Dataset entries
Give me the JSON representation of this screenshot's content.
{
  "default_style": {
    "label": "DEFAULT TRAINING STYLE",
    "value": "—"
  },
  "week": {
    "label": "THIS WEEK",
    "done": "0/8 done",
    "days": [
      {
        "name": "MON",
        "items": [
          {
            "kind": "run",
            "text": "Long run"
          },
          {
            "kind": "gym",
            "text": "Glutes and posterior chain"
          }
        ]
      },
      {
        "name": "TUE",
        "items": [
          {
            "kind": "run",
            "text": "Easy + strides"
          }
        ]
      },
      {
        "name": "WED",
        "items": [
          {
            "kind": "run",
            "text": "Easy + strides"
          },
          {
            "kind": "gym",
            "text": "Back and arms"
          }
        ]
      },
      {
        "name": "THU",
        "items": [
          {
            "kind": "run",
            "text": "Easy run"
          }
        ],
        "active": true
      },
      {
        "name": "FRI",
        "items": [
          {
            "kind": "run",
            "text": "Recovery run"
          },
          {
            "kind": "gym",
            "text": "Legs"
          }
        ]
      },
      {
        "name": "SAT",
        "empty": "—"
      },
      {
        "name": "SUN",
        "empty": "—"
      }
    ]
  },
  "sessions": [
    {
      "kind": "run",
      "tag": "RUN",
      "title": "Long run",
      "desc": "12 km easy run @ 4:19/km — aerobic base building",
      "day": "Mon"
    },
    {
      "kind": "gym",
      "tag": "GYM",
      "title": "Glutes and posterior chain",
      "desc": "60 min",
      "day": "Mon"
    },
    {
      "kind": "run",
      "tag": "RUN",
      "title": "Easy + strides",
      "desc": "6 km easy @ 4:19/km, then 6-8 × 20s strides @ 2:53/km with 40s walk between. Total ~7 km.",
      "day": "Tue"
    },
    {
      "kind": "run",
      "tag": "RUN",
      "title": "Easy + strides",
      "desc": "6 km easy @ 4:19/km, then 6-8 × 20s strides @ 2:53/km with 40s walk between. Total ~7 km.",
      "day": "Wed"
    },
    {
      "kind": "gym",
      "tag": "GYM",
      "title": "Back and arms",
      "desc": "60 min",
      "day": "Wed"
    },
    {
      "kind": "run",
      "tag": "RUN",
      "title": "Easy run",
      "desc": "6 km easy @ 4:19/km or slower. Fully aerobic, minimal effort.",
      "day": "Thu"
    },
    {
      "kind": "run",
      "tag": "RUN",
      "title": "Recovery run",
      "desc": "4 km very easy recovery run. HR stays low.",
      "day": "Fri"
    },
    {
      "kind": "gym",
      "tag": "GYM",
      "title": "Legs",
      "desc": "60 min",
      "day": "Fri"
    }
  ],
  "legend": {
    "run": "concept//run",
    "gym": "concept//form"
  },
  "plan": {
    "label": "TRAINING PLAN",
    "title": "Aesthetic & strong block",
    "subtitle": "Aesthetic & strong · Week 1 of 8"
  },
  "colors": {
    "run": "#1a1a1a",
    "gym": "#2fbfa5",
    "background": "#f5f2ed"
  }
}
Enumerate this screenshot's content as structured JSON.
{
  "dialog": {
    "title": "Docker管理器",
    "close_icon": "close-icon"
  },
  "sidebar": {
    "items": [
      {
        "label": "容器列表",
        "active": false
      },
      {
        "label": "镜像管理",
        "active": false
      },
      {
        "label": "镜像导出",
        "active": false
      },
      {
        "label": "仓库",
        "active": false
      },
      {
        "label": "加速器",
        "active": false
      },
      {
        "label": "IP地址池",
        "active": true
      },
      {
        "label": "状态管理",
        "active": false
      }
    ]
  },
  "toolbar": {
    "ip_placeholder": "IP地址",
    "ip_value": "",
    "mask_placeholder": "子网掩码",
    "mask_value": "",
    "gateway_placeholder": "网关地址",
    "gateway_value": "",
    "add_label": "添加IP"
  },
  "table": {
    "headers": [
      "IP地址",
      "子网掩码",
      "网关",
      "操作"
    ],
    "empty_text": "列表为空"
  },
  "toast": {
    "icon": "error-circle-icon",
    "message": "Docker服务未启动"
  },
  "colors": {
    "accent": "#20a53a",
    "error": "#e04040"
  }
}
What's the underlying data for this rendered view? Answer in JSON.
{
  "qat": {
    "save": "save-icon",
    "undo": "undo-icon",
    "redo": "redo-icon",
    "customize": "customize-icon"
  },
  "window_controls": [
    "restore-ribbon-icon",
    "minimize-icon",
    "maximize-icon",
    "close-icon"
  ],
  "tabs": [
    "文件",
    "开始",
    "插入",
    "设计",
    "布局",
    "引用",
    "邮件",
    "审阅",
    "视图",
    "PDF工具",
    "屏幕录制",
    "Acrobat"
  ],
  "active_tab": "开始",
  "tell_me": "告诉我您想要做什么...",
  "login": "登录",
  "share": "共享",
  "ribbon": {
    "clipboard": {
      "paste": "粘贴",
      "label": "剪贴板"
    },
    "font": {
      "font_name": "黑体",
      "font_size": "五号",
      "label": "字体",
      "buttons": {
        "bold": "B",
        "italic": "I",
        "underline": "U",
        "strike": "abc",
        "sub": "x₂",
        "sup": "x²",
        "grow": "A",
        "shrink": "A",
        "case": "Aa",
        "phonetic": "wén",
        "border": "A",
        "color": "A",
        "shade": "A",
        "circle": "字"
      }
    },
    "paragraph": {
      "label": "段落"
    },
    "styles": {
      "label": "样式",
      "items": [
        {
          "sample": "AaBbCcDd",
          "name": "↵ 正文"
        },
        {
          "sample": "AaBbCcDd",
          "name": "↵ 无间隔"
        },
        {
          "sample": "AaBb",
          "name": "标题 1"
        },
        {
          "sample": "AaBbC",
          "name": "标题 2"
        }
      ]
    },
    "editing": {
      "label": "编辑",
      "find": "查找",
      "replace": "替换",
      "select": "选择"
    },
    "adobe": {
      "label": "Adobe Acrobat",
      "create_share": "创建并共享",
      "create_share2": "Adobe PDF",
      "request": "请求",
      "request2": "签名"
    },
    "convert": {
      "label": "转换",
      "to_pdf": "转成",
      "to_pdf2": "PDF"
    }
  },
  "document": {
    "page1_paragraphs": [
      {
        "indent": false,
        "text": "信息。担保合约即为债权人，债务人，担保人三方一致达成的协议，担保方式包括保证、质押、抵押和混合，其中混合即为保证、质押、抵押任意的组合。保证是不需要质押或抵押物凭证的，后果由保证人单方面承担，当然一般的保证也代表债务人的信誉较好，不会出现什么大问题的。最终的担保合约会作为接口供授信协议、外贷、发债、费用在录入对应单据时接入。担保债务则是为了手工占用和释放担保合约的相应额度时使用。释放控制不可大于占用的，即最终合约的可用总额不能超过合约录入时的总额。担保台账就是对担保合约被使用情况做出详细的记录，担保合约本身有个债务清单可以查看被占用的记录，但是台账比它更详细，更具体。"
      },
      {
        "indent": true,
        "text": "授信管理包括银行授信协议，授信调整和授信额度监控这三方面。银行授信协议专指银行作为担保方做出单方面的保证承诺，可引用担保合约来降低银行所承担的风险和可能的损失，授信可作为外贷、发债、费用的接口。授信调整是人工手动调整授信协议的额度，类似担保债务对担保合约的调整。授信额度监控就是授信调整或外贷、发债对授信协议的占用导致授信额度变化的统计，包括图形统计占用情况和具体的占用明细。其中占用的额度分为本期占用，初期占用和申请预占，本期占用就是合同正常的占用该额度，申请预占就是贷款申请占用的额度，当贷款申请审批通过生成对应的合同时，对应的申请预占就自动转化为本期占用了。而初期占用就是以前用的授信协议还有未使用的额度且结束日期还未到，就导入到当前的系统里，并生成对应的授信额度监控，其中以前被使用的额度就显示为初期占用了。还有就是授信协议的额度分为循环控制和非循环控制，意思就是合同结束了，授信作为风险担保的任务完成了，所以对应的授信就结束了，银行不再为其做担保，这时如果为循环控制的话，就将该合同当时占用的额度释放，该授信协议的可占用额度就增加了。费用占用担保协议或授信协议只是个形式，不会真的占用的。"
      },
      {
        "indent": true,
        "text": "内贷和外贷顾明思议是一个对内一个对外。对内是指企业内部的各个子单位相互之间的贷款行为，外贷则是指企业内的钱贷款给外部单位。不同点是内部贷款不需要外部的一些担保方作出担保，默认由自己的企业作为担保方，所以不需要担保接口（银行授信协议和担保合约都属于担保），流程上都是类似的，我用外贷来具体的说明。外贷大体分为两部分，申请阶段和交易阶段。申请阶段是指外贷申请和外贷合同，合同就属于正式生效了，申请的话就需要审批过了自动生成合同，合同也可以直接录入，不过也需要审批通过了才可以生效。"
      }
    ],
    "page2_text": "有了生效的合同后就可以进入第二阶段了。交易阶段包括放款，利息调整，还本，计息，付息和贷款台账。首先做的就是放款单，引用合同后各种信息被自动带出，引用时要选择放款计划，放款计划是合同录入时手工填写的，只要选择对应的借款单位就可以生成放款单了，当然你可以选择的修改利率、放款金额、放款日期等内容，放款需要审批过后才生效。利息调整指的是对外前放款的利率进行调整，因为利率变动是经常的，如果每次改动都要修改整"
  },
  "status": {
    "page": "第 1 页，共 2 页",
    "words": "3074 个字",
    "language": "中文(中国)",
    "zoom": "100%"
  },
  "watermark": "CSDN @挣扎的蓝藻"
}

**WHAT TO PRODUCE:** Each line that has the word "chain" should be copied.

**SOLUTION FOR THIS TASK:**
            "text": "Glutes and posterior chain"
      "title": "Glutes and posterior chain",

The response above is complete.